> **PROMPT**
Go through the records below and show every line with the string "Relative".

****

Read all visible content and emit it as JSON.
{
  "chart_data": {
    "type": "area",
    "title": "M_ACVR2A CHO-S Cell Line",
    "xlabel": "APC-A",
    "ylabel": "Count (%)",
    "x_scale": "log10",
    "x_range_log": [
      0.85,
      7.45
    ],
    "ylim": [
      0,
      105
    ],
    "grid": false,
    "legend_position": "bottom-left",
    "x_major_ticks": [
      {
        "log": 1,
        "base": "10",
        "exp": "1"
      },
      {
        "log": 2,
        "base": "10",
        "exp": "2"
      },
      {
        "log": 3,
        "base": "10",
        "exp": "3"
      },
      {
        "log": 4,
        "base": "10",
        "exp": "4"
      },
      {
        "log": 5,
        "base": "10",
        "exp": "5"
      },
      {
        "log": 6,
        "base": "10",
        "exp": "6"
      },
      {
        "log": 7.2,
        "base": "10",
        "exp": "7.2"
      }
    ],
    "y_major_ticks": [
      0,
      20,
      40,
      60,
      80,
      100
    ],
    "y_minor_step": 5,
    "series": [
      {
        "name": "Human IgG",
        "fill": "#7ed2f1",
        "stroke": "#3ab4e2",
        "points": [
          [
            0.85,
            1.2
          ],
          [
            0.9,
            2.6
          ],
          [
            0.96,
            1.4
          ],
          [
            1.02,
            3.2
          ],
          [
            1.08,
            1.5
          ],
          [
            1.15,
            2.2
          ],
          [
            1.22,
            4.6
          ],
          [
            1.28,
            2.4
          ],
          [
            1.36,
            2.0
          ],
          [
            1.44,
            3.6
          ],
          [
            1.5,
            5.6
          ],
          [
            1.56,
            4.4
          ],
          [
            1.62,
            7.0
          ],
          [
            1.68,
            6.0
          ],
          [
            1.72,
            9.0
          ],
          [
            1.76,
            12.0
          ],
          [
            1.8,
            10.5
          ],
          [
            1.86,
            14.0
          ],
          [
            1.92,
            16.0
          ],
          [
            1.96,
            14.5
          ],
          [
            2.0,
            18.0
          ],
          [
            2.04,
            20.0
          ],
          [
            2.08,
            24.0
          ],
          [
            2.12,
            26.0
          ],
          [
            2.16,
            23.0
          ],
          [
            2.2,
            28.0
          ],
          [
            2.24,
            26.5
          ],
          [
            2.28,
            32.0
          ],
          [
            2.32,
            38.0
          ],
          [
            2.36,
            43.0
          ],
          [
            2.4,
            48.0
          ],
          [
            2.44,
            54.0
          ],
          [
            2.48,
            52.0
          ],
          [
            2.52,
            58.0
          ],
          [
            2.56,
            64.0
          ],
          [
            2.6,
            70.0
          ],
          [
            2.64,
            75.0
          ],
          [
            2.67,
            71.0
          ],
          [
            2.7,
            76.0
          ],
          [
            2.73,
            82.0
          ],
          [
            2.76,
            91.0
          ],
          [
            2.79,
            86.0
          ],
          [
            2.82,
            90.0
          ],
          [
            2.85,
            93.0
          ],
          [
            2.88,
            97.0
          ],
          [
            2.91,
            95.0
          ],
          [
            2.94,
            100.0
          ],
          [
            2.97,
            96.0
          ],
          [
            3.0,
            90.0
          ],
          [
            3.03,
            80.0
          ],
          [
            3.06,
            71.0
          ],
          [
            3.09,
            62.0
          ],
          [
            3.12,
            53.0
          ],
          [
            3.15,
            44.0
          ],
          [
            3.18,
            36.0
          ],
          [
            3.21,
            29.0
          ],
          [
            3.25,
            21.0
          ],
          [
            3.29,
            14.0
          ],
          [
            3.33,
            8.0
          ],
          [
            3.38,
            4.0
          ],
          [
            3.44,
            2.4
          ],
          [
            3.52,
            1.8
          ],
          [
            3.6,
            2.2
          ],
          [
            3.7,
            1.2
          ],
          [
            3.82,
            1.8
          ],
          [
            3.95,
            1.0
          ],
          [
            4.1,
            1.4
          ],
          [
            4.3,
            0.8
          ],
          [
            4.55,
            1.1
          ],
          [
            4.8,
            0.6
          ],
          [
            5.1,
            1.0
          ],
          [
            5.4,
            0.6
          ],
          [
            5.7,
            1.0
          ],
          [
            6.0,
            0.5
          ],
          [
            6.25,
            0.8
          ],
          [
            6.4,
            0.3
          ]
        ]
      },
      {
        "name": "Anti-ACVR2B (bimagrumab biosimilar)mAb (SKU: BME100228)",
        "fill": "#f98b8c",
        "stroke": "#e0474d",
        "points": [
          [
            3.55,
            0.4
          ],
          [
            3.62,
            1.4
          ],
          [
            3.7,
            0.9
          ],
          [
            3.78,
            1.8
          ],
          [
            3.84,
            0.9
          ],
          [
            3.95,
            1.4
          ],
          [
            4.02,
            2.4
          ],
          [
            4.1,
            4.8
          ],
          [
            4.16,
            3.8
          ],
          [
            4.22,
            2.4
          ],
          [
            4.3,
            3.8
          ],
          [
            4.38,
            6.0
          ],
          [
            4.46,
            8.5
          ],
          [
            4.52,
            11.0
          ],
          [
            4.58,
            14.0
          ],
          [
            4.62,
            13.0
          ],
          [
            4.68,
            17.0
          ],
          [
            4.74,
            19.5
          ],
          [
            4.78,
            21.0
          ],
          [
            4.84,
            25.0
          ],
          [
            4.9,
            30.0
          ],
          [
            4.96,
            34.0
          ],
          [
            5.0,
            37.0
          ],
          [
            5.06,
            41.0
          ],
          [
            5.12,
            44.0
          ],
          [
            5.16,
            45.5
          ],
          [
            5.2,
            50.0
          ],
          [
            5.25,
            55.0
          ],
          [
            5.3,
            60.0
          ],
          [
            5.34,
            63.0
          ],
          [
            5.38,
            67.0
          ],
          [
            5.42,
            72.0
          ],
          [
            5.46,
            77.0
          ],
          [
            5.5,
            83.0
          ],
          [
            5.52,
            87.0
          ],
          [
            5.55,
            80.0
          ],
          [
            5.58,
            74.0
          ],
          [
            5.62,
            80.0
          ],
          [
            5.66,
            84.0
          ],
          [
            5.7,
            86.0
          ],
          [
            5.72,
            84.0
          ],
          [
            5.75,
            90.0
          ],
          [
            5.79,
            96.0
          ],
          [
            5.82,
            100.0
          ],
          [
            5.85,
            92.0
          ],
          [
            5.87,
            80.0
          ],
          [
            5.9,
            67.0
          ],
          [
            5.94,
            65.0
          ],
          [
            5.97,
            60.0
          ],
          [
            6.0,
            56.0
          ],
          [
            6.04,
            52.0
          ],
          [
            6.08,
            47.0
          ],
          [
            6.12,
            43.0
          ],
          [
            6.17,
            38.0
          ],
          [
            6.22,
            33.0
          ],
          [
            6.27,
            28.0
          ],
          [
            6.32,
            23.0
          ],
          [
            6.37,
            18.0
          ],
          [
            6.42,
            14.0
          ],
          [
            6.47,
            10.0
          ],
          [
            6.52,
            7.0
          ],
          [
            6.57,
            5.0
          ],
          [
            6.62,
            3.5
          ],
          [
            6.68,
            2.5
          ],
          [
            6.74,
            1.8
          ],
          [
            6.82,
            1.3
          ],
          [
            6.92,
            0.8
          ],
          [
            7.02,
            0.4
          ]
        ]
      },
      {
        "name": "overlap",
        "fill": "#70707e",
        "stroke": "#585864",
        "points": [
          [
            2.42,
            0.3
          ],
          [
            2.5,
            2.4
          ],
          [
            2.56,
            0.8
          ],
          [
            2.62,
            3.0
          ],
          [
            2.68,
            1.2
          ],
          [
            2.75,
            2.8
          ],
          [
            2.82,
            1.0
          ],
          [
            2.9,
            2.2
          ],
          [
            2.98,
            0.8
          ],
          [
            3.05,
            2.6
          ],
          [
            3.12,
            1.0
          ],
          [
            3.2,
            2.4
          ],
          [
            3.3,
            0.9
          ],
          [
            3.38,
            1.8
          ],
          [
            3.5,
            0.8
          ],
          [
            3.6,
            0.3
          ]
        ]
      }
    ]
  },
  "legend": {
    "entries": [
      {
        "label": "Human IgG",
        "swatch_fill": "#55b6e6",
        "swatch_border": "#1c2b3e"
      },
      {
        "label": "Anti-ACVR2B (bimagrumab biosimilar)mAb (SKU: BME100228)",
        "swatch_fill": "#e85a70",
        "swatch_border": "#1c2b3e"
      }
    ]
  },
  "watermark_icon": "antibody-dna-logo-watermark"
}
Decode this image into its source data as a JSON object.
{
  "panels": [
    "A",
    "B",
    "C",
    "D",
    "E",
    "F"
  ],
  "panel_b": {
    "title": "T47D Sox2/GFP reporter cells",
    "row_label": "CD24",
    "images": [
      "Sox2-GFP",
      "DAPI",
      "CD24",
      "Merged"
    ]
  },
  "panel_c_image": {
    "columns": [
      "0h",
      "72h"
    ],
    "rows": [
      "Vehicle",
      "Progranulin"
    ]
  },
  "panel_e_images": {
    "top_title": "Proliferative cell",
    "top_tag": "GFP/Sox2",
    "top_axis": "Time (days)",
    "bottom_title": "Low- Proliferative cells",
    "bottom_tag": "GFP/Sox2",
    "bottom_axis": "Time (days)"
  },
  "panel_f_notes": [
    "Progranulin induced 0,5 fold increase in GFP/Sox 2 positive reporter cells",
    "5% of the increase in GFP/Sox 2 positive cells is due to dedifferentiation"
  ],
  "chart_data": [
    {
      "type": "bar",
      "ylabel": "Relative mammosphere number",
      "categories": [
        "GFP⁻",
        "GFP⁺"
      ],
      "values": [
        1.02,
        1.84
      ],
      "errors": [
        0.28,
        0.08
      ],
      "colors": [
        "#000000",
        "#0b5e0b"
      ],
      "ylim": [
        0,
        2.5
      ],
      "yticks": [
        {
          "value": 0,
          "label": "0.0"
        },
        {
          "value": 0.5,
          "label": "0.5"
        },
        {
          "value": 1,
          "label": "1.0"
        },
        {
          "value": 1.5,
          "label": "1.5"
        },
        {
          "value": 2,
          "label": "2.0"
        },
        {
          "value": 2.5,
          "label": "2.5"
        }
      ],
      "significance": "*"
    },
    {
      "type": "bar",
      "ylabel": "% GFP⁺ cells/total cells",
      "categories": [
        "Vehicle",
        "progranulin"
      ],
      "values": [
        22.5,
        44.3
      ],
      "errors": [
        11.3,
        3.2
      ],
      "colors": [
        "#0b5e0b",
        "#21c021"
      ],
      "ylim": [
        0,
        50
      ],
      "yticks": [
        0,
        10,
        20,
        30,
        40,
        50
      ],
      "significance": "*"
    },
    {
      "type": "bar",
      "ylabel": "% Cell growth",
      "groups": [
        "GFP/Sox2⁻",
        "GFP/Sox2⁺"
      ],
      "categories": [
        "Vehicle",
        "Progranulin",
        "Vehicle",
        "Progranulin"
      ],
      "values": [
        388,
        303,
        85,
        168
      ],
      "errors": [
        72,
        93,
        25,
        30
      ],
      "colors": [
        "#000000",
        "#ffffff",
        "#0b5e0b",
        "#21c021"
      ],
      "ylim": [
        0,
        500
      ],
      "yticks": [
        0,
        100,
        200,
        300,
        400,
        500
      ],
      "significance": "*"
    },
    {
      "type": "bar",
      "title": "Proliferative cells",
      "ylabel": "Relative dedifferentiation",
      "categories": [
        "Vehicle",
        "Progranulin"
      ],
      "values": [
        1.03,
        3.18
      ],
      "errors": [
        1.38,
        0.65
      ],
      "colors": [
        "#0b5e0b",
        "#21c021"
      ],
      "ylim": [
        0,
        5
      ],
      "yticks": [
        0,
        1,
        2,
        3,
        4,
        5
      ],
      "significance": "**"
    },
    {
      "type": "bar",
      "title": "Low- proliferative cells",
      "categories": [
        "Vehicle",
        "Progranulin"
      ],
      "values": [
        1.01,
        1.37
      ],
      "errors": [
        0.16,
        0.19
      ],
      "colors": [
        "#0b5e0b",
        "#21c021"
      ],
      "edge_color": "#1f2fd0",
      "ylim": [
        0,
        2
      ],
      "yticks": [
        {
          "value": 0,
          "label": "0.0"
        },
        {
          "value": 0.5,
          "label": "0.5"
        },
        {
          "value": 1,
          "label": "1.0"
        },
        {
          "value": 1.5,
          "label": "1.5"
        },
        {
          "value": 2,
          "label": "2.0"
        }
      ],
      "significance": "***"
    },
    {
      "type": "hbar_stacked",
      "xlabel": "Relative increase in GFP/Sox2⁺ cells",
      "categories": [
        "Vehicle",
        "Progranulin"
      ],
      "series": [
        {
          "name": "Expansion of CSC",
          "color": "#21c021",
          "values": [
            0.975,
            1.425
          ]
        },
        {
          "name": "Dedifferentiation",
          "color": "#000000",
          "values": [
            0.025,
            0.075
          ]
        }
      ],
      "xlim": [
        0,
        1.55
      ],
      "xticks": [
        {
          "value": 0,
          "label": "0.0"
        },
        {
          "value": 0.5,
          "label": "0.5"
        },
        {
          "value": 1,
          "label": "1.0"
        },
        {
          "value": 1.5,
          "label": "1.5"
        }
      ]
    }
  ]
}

****

> **EXERCISE SOLUTION**
      "ylabel": "Relative mammosphere number",
      "ylabel": "Relative dedifferentiation",
      "xlabel": "Relative increase in GFP/Sox2⁺ cells",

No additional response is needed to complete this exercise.